▸ **Stored data**

/---

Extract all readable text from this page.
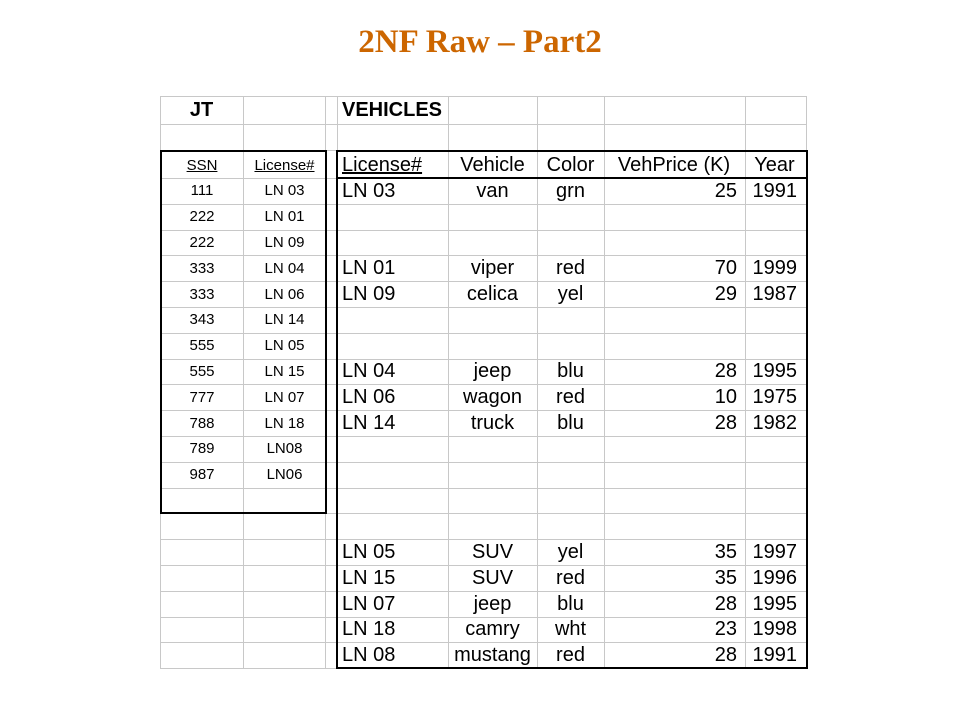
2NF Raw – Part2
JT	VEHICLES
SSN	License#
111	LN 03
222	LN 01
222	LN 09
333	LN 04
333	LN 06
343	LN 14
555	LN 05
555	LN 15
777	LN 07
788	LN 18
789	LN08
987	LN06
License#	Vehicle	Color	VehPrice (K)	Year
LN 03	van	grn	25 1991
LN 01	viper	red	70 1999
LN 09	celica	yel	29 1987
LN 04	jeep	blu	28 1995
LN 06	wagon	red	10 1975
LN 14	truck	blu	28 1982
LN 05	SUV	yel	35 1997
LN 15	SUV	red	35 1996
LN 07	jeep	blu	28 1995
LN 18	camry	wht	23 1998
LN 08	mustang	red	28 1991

\---

▸ **Exercise instructions**
Above are the records; copy every line in them that holds the word "jeep".

▸ **Exercise solution**
LN 04	jeep	blu	28 1995
LN 07	jeep	blu	28 1995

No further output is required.